**WHAT IS ASKED:**
Using the data below, copy each line that includes the word "values".

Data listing

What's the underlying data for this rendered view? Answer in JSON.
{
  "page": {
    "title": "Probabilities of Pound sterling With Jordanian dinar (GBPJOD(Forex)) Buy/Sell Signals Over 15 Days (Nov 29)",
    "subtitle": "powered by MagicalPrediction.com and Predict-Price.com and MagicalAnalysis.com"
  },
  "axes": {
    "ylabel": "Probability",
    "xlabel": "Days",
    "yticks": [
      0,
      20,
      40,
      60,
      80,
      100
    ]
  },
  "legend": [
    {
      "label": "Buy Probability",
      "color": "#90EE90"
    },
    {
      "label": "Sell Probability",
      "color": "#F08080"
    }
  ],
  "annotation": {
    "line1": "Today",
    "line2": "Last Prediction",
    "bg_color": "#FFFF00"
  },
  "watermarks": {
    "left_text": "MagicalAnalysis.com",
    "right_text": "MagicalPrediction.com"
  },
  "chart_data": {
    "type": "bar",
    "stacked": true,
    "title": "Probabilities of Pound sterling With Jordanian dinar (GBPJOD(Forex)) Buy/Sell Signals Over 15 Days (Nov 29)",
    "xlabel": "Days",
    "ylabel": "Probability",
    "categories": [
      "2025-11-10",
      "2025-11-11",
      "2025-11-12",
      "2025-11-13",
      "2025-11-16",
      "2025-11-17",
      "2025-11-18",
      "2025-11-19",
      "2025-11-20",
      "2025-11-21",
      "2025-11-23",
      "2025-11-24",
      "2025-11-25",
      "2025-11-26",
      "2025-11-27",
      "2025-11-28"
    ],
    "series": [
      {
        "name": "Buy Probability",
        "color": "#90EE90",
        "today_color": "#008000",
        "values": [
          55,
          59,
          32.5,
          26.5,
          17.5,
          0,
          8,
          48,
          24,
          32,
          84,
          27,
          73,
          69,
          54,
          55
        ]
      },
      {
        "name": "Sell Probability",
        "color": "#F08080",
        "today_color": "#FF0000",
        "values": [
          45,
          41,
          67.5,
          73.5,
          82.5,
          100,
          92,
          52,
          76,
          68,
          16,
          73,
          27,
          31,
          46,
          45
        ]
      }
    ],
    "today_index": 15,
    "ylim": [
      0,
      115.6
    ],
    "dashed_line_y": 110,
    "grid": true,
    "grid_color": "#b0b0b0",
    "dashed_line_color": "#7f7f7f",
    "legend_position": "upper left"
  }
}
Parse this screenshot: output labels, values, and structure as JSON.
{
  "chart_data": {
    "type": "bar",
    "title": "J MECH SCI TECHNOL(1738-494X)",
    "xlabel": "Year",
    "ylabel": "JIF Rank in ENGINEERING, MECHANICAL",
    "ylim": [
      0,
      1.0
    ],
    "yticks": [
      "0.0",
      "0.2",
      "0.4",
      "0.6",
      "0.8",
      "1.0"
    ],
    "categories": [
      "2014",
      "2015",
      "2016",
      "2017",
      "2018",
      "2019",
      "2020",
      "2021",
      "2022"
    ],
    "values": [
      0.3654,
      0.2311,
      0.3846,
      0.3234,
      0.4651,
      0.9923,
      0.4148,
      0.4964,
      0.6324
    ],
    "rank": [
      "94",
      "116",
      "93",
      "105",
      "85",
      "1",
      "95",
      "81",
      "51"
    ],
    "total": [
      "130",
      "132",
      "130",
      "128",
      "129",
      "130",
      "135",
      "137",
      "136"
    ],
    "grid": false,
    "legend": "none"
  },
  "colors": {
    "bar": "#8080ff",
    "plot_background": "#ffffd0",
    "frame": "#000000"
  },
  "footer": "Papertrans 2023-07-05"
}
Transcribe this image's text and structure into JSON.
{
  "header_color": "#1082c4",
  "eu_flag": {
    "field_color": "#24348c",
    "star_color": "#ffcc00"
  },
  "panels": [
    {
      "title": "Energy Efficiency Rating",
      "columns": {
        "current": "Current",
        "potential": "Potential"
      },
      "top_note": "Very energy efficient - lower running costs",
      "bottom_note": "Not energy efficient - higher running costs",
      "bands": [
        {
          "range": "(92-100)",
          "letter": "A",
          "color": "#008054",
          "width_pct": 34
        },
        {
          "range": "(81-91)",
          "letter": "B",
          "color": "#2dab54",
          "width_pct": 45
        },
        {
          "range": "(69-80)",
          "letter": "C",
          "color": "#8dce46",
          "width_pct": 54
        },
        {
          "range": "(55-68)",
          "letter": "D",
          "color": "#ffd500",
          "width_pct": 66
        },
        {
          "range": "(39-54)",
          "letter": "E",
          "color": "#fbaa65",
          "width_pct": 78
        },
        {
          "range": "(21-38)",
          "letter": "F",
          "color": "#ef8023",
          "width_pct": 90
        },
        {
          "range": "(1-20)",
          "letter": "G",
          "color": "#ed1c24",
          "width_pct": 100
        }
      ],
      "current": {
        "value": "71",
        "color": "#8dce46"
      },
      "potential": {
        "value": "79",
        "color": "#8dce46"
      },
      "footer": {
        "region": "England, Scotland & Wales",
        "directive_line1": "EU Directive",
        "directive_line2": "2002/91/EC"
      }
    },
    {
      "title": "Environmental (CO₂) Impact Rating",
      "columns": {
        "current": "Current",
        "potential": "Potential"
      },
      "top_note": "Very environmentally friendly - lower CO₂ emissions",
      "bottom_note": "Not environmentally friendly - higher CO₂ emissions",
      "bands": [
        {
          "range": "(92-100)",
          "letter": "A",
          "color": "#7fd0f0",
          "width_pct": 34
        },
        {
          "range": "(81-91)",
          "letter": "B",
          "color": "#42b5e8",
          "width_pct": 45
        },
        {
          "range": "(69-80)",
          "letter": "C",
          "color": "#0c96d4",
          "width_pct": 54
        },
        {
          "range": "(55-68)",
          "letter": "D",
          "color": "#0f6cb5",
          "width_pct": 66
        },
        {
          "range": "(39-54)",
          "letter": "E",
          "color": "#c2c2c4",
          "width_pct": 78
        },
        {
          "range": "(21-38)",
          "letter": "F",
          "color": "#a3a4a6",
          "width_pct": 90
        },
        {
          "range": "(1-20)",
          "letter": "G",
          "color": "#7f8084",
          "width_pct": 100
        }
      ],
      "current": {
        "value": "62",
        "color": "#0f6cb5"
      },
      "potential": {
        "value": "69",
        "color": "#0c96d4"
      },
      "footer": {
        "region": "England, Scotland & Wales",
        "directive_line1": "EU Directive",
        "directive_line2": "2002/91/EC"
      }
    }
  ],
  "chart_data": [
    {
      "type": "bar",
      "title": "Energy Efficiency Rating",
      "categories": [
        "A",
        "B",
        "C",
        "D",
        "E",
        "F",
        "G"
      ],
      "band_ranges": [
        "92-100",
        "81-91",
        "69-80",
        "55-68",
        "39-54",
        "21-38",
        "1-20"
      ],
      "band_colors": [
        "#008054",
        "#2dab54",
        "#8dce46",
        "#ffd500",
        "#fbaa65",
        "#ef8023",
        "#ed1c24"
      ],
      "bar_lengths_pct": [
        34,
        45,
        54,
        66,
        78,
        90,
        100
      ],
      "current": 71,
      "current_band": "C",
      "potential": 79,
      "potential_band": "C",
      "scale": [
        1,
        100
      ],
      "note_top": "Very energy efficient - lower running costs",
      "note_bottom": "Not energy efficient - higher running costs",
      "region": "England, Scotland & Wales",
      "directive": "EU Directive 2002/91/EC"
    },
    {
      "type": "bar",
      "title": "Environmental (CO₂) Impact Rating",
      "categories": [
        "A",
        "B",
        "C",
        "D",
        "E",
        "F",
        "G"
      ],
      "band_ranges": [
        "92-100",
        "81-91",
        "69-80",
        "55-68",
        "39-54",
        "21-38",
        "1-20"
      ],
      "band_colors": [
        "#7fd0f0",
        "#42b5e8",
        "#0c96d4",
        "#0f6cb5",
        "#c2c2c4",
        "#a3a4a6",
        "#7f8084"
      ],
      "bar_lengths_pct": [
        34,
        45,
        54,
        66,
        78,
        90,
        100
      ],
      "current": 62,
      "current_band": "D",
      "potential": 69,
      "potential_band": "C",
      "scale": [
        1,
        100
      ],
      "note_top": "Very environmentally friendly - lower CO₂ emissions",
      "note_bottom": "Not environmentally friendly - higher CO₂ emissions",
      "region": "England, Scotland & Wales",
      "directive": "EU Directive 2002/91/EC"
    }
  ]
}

**SOLUTION TO THIS TASK:**
        "values": [
        "values": [
Parse this screenshot: output labels, values, and structure as JSON.
    "values": [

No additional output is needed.